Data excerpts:

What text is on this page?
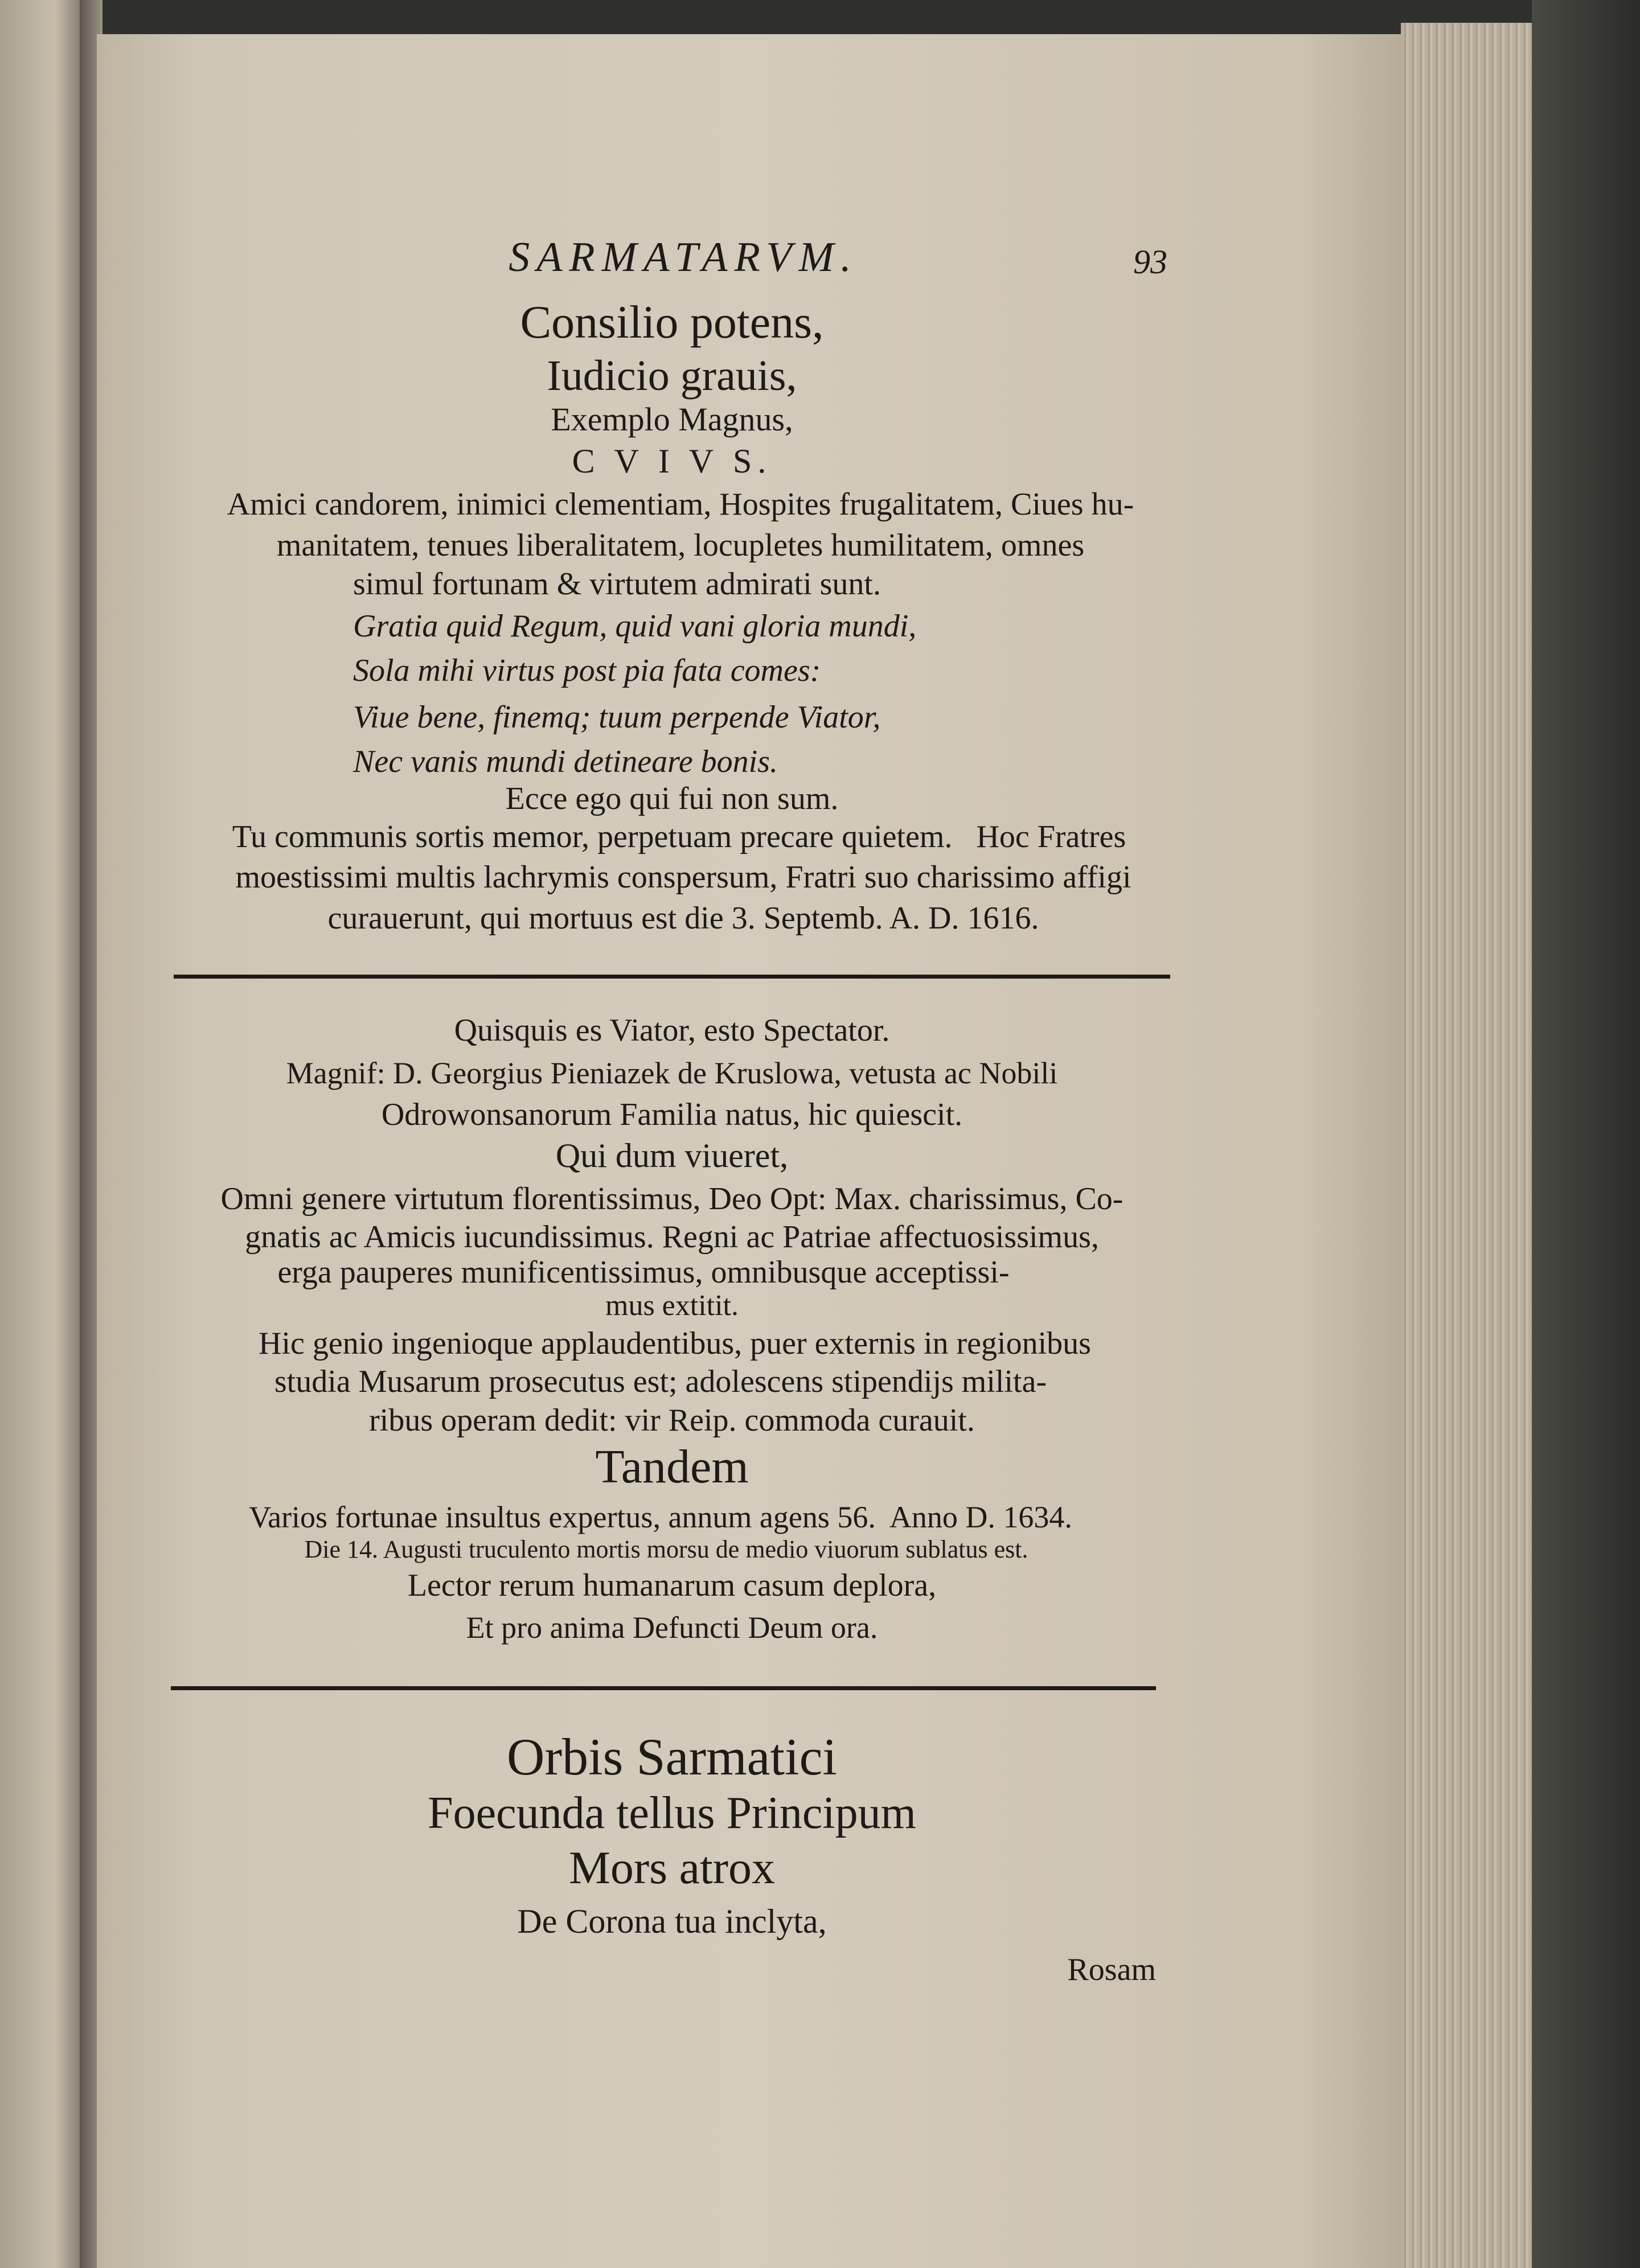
SARMATARVM.	93
Consilio potens,
Iudicio grauis,
Exemplo Magnus,
C V I V S.
Amici candorem, inimici clementiam, Hospites frugalitatem, Ciues hu-
manitatem, tenues liberalitatem, locupletes humilitatem, omnes
simul fortunam & virtutem admirati sunt.
Gratia quid Regum, quid vani gloria mundi,
Sola mihi virtus post pia fata comes:
Viue bene, finemq; tuum perpende Viator,
Nec vanis mundi detineare bonis.
Ecce ego qui fui non sum.
Tu communis sortis memor, perpetuam precare quietem.   Hoc Fratres
moestissimi multis lachrymis conspersum, Fratri suo charissimo affigi
curauerunt, qui mortuus est die 3. Septemb. A. D. 1616.
Quisquis es Viator, esto Spectator.
Magnif: D. Georgius Pieniazek de Kruslowa, vetusta ac Nobili
Odrowonsanorum Familia natus, hic quiescit.
Qui dum viueret,
Omni genere virtutum florentissimus, Deo Opt: Max. charissimus, Co-
gnatis ac Amicis iucundissimus. Regni ac Patriae affectuosissimus,
erga pauperes munificentissimus, omnibusque acceptissi-
mus extitit.
Hic genio ingenioque applaudentibus, puer externis in regionibus
studia Musarum prosecutus est; adolescens stipendijs milita-
ribus operam dedit: vir Reip. commoda curauit.
Tandem
Varios fortunae insultus expertus, annum agens 56.  Anno D. 1634.
Die 14. Augusti truculento mortis morsu de medio viuorum sublatus est.
Lector rerum humanarum casum deplora,
Et pro anima Defuncti Deum ora.
Orbis Sarmatici
Foecunda tellus Principum
Mors atrox
De Corona tua inclyta,
Rosam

Task
Find the lines holding "mundi" and list every one.

Answer for this exercise
Gratia quid Regum, quid vani gloria mundi,
Nec vanis mundi detineare bonis.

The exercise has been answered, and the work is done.